╭─ Selected text
I'm looking for an algorithm that would do the following:

Imagine that you need to sample uniformly at random and without replacement $k$ elements from a pool of $n$ elements. The catch is that $n$ is unknown. You can iterate over the whole set of the elements, so eventually, you would learn $n$. The algorithm is ought to have $O(n)$ time complexity, you are allowed to iterate over the set only once. You are allowed to keep a small cache of size $m \approx k$, but memorizing all the elements is not possible as $n$ could be very large.

Example: you work at a factory, your job is to select exactly $k$ items from the production line for an inspection per day. You need to sample them uniformly at random (with a probability $k/n$ each). The problem is that the number of items produced by the production line is unpredictable, so you don't know if it would produce $k$ items, or $1,000k$ items, or a completely different number. You need to decide on the fly to keep an item or leave it, as they move over the production line and won't be available later.
╰─
╭─ Provided material
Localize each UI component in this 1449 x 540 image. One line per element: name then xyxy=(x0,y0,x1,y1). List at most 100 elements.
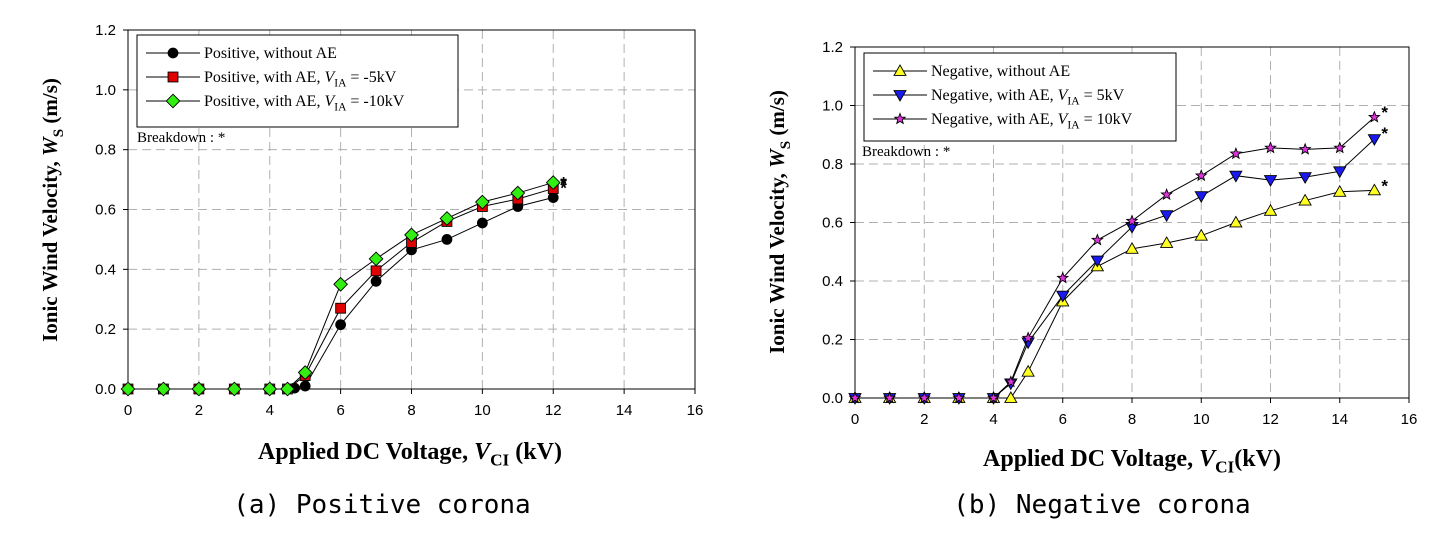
╰─
● **What to do**:
1. Answer these questions about the sampling problem text:
(a) What time complexity must the algorithm have?
(b) How many times may the set be iterated over?
(c) In the factory example, with what probability must each item be selected?
2. List every variable the sampling problem text introduces, with what each one stands for.

● **Answers to the exercises**:
1.
(a) $O(n)$
(b) Only once
(c) $k/n$

2.
- $k$: the number to sample uniformly at random and without replacement (in the example, the number of items selected for inspection per day)
- $n$: the size of the pool, which is unknown
- $m$: the size of the small cache, approximately equal to $k$